Problem description => Count lines with the string "Read" in them. State the number alone.

[Start of Exercise materials]

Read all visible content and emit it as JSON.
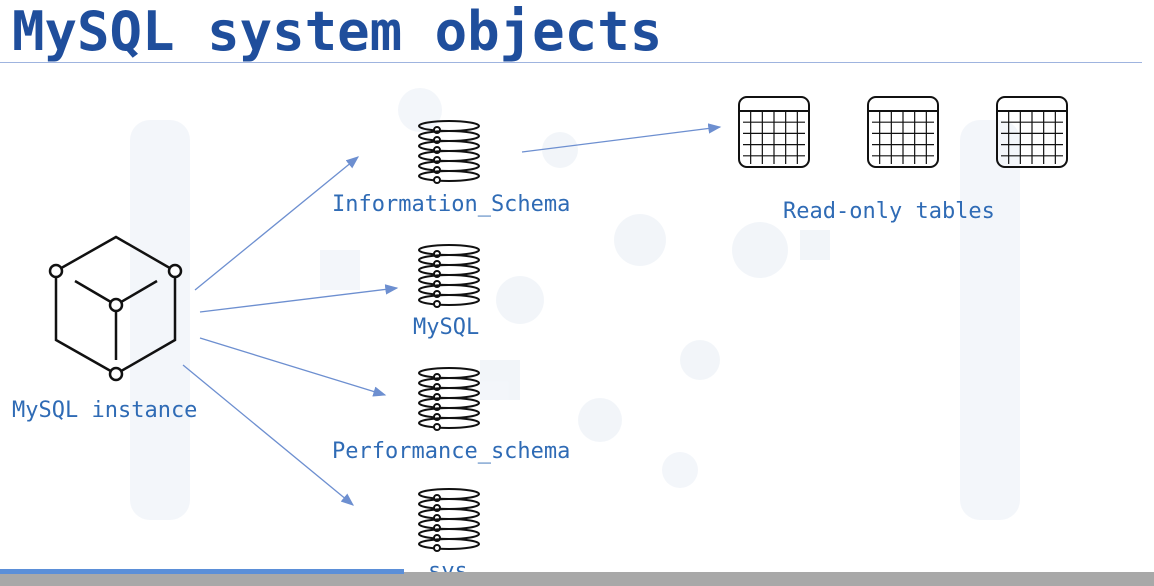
{
  "title": "MySQL system objects",
  "instance": {
    "label": "MySQL instance"
  },
  "databases": [
    {
      "label": "Information_Schema"
    },
    {
      "label": "MySQL"
    },
    {
      "label": "Performance_schema"
    },
    {
      "label": "sys"
    }
  ],
  "tables": {
    "label": "Read-only tables",
    "count": 3
  },
  "colors": {
    "title": "#1f4e9c",
    "label": "#2f6bb5",
    "arrow": "#6d8fd0",
    "icon": "#111111"
  },
  "player": {
    "progress": 0.35
  }
}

[End of Exercise materials]

Written answer => 2